__Short task__
The material below should be written out in full and exactly; pictures stay out of the copy.
⁂
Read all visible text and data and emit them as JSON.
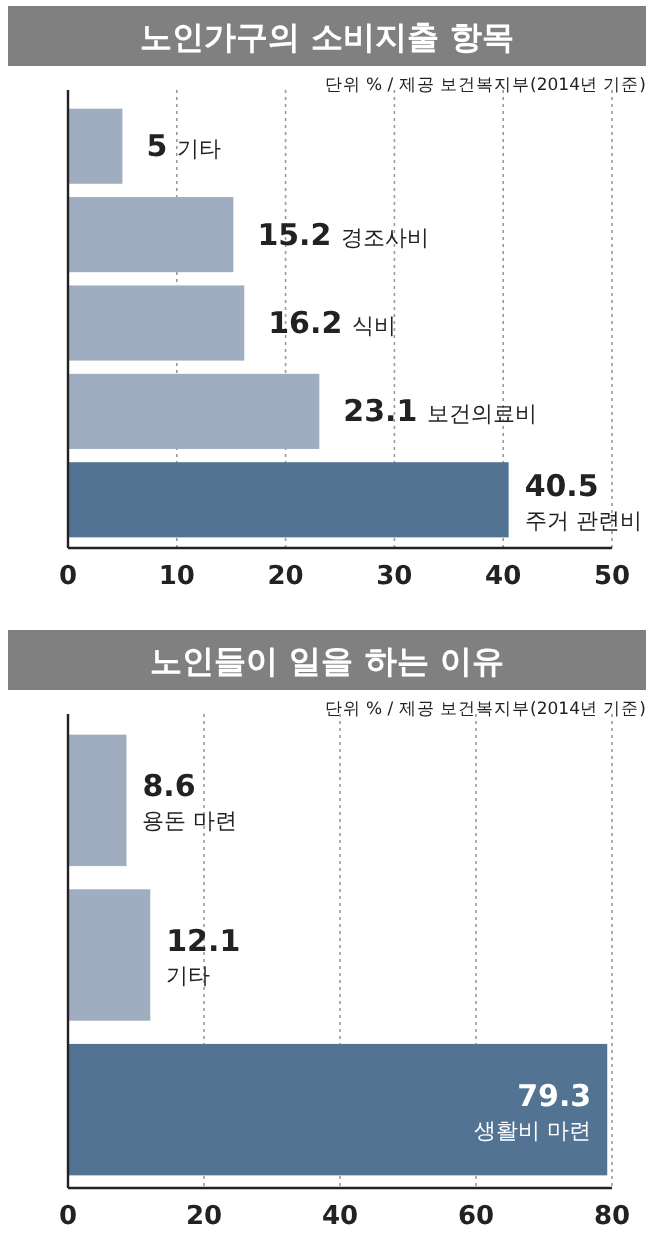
{
  "chart_data": [
    {
      "type": "bar",
      "orientation": "horizontal",
      "title": "노인가구의 소비지출 항목",
      "annotations": [
        "단위 % / 제공 보건복지부(2014년 기준)"
      ],
      "categories": [
        "기타",
        "경조사비",
        "식비",
        "보건의료비",
        "주거 관련비"
      ],
      "values": [
        5,
        15.2,
        16.2,
        23.1,
        40.5
      ],
      "colors": [
        "#a0adc1",
        "#a0adc1",
        "#a0adc1",
        "#a0adc1",
        "#527492"
      ],
      "xlim": [
        0,
        50
      ],
      "xticks": [
        0,
        10,
        20,
        30,
        40,
        50
      ],
      "grid": "x",
      "data_labels": true
    },
    {
      "type": "bar",
      "orientation": "horizontal",
      "title": "노인들이 일을 하는 이유",
      "annotations": [
        "단위 % / 제공 보건복지부(2014년 기준)"
      ],
      "categories": [
        "용돈 마련",
        "기타",
        "생활비 마련"
      ],
      "values": [
        8.6,
        12.1,
        79.3
      ],
      "colors": [
        "#a0adc1",
        "#a0adc1",
        "#527492"
      ],
      "xlim": [
        0,
        80
      ],
      "xticks": [
        0,
        20,
        40,
        60,
        80
      ],
      "grid": "x",
      "data_labels": true
    }
  ]
}
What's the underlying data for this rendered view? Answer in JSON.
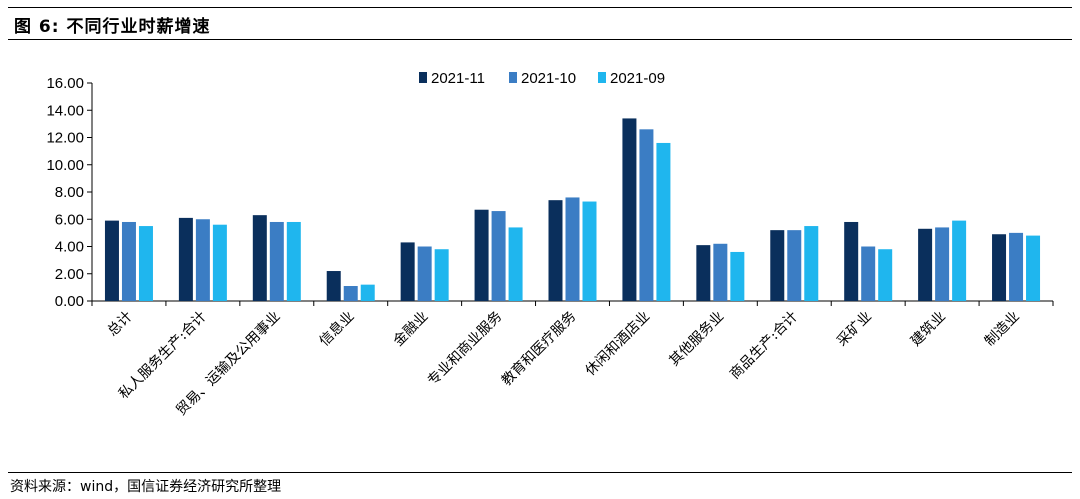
{
  "figure": {
    "title": "图 6:  不同行业时薪增速",
    "source": "资料来源：wind，国信证券经济研究所整理"
  },
  "colors": {
    "2021-11": "#0a2f5c",
    "2021-10": "#3b7dc4",
    "2021-09": "#1fb6ee"
  },
  "chart_data": {
    "type": "bar",
    "categories": [
      "总计",
      "私人服务生产:合计",
      "贸易、运输及公用事业",
      "信息业",
      "金融业",
      "专业和商业服务",
      "教育和医疗服务",
      "休闲和酒店业",
      "其他服务业",
      "商品生产:合计",
      "采矿业",
      "建筑业",
      "制造业"
    ],
    "series": [
      {
        "name": "2021-11",
        "values": [
          5.9,
          6.1,
          6.3,
          2.2,
          4.3,
          6.7,
          7.4,
          13.4,
          4.1,
          5.2,
          5.8,
          5.3,
          4.9
        ]
      },
      {
        "name": "2021-10",
        "values": [
          5.8,
          6.0,
          5.8,
          1.1,
          4.0,
          6.6,
          7.6,
          12.6,
          4.2,
          5.2,
          4.0,
          5.4,
          5.0
        ]
      },
      {
        "name": "2021-09",
        "values": [
          5.5,
          5.6,
          5.8,
          1.2,
          3.8,
          5.4,
          7.3,
          11.6,
          3.6,
          5.5,
          3.8,
          5.9,
          4.8
        ]
      }
    ],
    "ylim": [
      0,
      16
    ],
    "yticks": [
      "0.00",
      "2.00",
      "4.00",
      "6.00",
      "8.00",
      "10.00",
      "12.00",
      "14.00",
      "16.00"
    ],
    "grid": false,
    "legend_position": "top-center"
  }
}
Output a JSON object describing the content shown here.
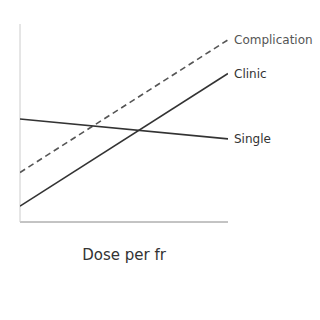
{
  "chart_data": {
    "type": "line",
    "title": "",
    "xlabel": "Dose per fr",
    "x": [
      0.0,
      1.0
    ],
    "series": [
      {
        "name": "Complication",
        "color": "#555555",
        "line_style": "dashed",
        "values": [
          0.25,
          0.92
        ]
      },
      {
        "name": "Clinic",
        "color": "#333333",
        "line_style": "solid",
        "values": [
          0.08,
          0.75
        ]
      },
      {
        "name": "Single",
        "color": "#333333",
        "line_style": "solid",
        "values": [
          0.52,
          0.42
        ]
      }
    ],
    "xlim": [
      0.0,
      1.0
    ],
    "ylim": [
      0.0,
      1.0
    ],
    "tick_labels": false,
    "grid": false
  }
}
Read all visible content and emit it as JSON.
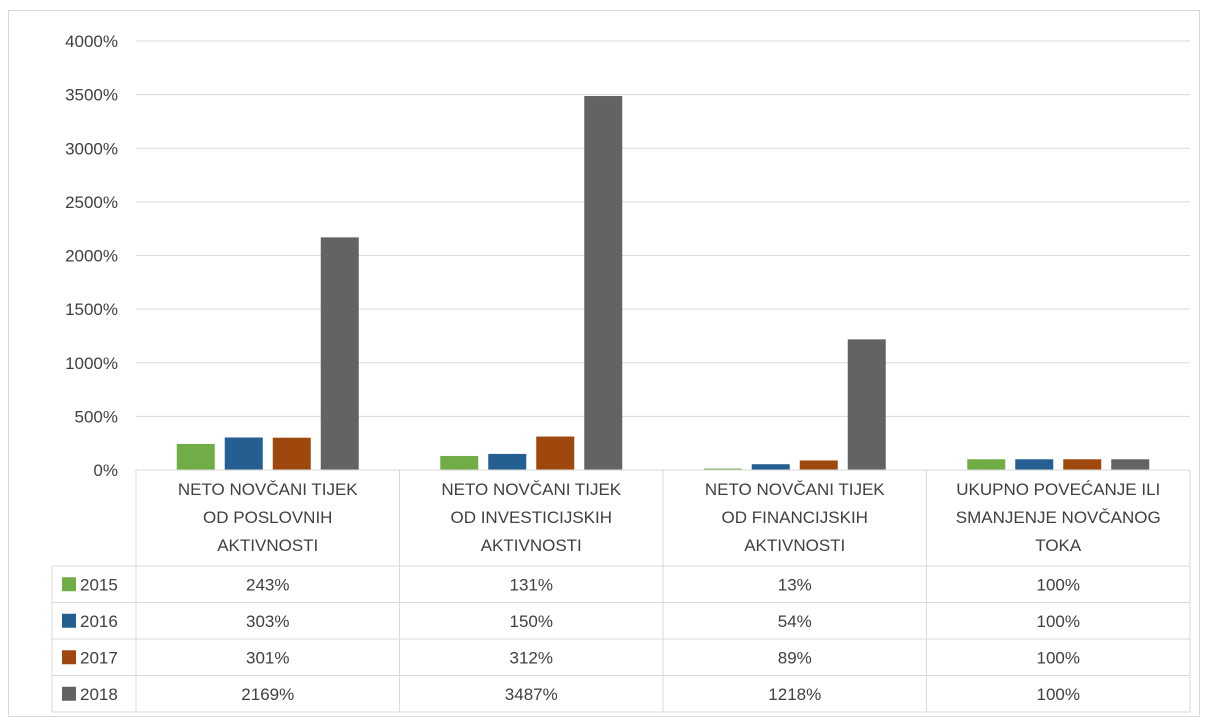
{
  "chart_data": {
    "type": "bar",
    "title": "",
    "xlabel": "",
    "ylabel": "",
    "ylim": [
      0,
      4000
    ],
    "y_ticks": [
      "0%",
      "500%",
      "1000%",
      "1500%",
      "2000%",
      "2500%",
      "3000%",
      "3500%",
      "4000%"
    ],
    "grid": true,
    "legend_placement": "data-table",
    "categories": [
      [
        "NETO NOVČANI TIJEK",
        "OD POSLOVNIH",
        "AKTIVNOSTI"
      ],
      [
        "NETO NOVČANI TIJEK",
        "OD INVESTICIJSKIH",
        "AKTIVNOSTI"
      ],
      [
        "NETO NOVČANI TIJEK",
        "OD FINANCIJSKIH",
        "AKTIVNOSTI"
      ],
      [
        "UKUPNO POVEĆANJE ILI",
        "SMANJENJE NOVČANOG",
        "TOKA"
      ]
    ],
    "series": [
      {
        "name": "2015",
        "color": "#70ad47",
        "values": [
          243,
          131,
          13,
          100
        ],
        "labels": [
          "243%",
          "131%",
          "13%",
          "100%"
        ]
      },
      {
        "name": "2016",
        "color": "#255e91",
        "values": [
          303,
          150,
          54,
          100
        ],
        "labels": [
          "303%",
          "150%",
          "54%",
          "100%"
        ]
      },
      {
        "name": "2017",
        "color": "#9e480e",
        "values": [
          301,
          312,
          89,
          100
        ],
        "labels": [
          "301%",
          "312%",
          "89%",
          "100%"
        ]
      },
      {
        "name": "2018",
        "color": "#636363",
        "values": [
          2169,
          3487,
          1218,
          100
        ],
        "labels": [
          "2169%",
          "3487%",
          "1218%",
          "100%"
        ]
      }
    ]
  }
}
⁂
__Written answer__
Read all visible text and data and emit them as JSON.
{
  "chart_data": [
    {
      "type": "bar",
      "orientation": "horizontal",
      "title": "노인가구의 소비지출 항목",
      "annotations": [
        "단위 % / 제공 보건복지부(2014년 기준)"
      ],
      "categories": [
        "기타",
        "경조사비",
        "식비",
        "보건의료비",
        "주거 관련비"
      ],
      "values": [
        5,
        15.2,
        16.2,
        23.1,
        40.5
      ],
      "colors": [
        "#a0adc1",
        "#a0adc1",
        "#a0adc1",
        "#a0adc1",
        "#527492"
      ],
      "xlim": [
        0,
        50
      ],
      "xticks": [
        0,
        10,
        20,
        30,
        40,
        50
      ],
      "grid": "x",
      "data_labels": true
    },
    {
      "type": "bar",
      "orientation": "horizontal",
      "title": "노인들이 일을 하는 이유",
      "annotations": [
        "단위 % / 제공 보건복지부(2014년 기준)"
      ],
      "categories": [
        "용돈 마련",
        "기타",
        "생활비 마련"
      ],
      "values": [
        8.6,
        12.1,
        79.3
      ],
      "colors": [
        "#a0adc1",
        "#a0adc1",
        "#527492"
      ],
      "xlim": [
        0,
        80
      ],
      "xticks": [
        0,
        20,
        40,
        60,
        80
      ],
      "grid": "x",
      "data_labels": true
    }
  ]
}
What's the underlying data for this rendered view? Answer in JSON.
{
  "figure": {
    "title": "图 6:  不同行业时薪增速",
    "source": "资料来源：wind，国信证券经济研究所整理"
  },
  "colors": {
    "2021-11": "#0a2f5c",
    "2021-10": "#3b7dc4",
    "2021-09": "#1fb6ee"
  },
  "chart_data": {
    "type": "bar",
    "categories": [
      "总计",
      "私人服务生产:合计",
      "贸易、运输及公用事业",
      "信息业",
      "金融业",
      "专业和商业服务",
      "教育和医疗服务",
      "休闲和酒店业",
      "其他服务业",
      "商品生产:合计",
      "采矿业",
      "建筑业",
      "制造业"
    ],
    "series": [
      {
        "name": "2021-11",
        "values": [
          5.9,
          6.1,
          6.3,
          2.2,
          4.3,
          6.7,
          7.4,
          13.4,
          4.1,
          5.2,
          5.8,
          5.3,
          4.9
        ]
      },
      {
        "name": "2021-10",
        "values": [
          5.8,
          6.0,
          5.8,
          1.1,
          4.0,
          6.6,
          7.6,
          12.6,
          4.2,
          5.2,
          4.0,
          5.4,
          5.0
        ]
      },
      {
        "name": "2021-09",
        "values": [
          5.5,
          5.6,
          5.8,
          1.2,
          3.8,
          5.4,
          7.3,
          11.6,
          3.6,
          5.5,
          3.8,
          5.9,
          4.8
        ]
      }
    ],
    "ylim": [
      0,
      16
    ],
    "yticks": [
      "0.00",
      "2.00",
      "4.00",
      "6.00",
      "8.00",
      "10.00",
      "12.00",
      "14.00",
      "16.00"
    ],
    "grid": false,
    "legend_position": "top-center"
  }
}
Output a JSON object describing the content shown here.
{
  "chart_data": {
    "type": "line",
    "title": "",
    "xlabel": "Dose per fr",
    "x": [
      0.0,
      1.0
    ],
    "series": [
      {
        "name": "Complication",
        "color": "#555555",
        "line_style": "dashed",
        "values": [
          0.25,
          0.92
        ]
      },
      {
        "name": "Clinic",
        "color": "#333333",
        "line_style": "solid",
        "values": [
          0.08,
          0.75
        ]
      },
      {
        "name": "Single",
        "color": "#333333",
        "line_style": "solid",
        "values": [
          0.52,
          0.42
        ]
      }
    ],
    "xlim": [
      0.0,
      1.0
    ],
    "ylim": [
      0.0,
      1.0
    ],
    "tick_labels": false,
    "grid": false
  }
}
Read all visible content and emit it as JSON.
{
  "chart_data": {
    "type": "bar",
    "title": "",
    "xlabel": "",
    "ylabel": "",
    "ylim": [
      0,
      4000
    ],
    "y_ticks": [
      "0%",
      "500%",
      "1000%",
      "1500%",
      "2000%",
      "2500%",
      "3000%",
      "3500%",
      "4000%"
    ],
    "grid": true,
    "legend_placement": "data-table",
    "categories": [
      [
        "NETO NOVČANI TIJEK",
        "OD POSLOVNIH",
        "AKTIVNOSTI"
      ],
      [
        "NETO NOVČANI TIJEK",
        "OD INVESTICIJSKIH",
        "AKTIVNOSTI"
      ],
      [
        "NETO NOVČANI TIJEK",
        "OD FINANCIJSKIH",
        "AKTIVNOSTI"
      ],
      [
        "UKUPNO POVEĆANJE ILI",
        "SMANJENJE NOVČANOG",
        "TOKA"
      ]
    ],
    "series": [
      {
        "name": "2015",
        "color": "#70ad47",
        "values": [
          243,
          131,
          13,
          100
        ],
        "labels": [
          "243%",
          "131%",
          "13%",
          "100%"
        ]
      },
      {
        "name": "2016",
        "color": "#255e91",
        "values": [
          303,
          150,
          54,
          100
        ],
        "labels": [
          "303%",
          "150%",
          "54%",
          "100%"
        ]
      },
      {
        "name": "2017",
        "color": "#9e480e",
        "values": [
          301,
          312,
          89,
          100
        ],
        "labels": [
          "301%",
          "312%",
          "89%",
          "100%"
        ]
      },
      {
        "name": "2018",
        "color": "#636363",
        "values": [
          2169,
          3487,
          1218,
          100
        ],
        "labels": [
          "2169%",
          "3487%",
          "1218%",
          "100%"
        ]
      }
    ]
  }
}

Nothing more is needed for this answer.